» RECORDS TO PROCESS
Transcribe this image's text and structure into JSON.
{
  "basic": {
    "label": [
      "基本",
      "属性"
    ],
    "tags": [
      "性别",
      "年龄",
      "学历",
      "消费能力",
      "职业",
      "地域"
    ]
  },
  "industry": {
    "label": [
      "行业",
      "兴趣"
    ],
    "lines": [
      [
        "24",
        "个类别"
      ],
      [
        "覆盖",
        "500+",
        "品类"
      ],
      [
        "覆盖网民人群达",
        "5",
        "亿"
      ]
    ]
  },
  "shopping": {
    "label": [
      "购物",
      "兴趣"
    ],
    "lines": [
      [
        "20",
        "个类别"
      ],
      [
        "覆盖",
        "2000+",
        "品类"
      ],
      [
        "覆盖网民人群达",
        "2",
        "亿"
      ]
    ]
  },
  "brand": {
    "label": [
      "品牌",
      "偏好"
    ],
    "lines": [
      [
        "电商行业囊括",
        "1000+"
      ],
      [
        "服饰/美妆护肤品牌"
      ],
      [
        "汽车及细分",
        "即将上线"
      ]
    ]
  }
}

» WRITTEN PROBLEM
Return all the data exactly as given.

» EXERCISE SOLUTION
Transcribe this image's text and structure into JSON.
{
  "basic": {
    "label": [
      "基本",
      "属性"
    ],
    "tags": [
      "性别",
      "年龄",
      "学历",
      "消费能力",
      "职业",
      "地域"
    ]
  },
  "industry": {
    "label": [
      "行业",
      "兴趣"
    ],
    "lines": [
      [
        "24",
        "个类别"
      ],
      [
        "覆盖",
        "500+",
        "品类"
      ],
      [
        "覆盖网民人群达",
        "5",
        "亿"
      ]
    ]
  },
  "shopping": {
    "label": [
      "购物",
      "兴趣"
    ],
    "lines": [
      [
        "20",
        "个类别"
      ],
      [
        "覆盖",
        "2000+",
        "品类"
      ],
      [
        "覆盖网民人群达",
        "2",
        "亿"
      ]
    ]
  },
  "brand": {
    "label": [
      "品牌",
      "偏好"
    ],
    "lines": [
      [
        "电商行业囊括",
        "1000+"
      ],
      [
        "服饰/美妆护肤品牌"
      ],
      [
        "汽车及细分",
        "即将上线"
      ]
    ]
  }
}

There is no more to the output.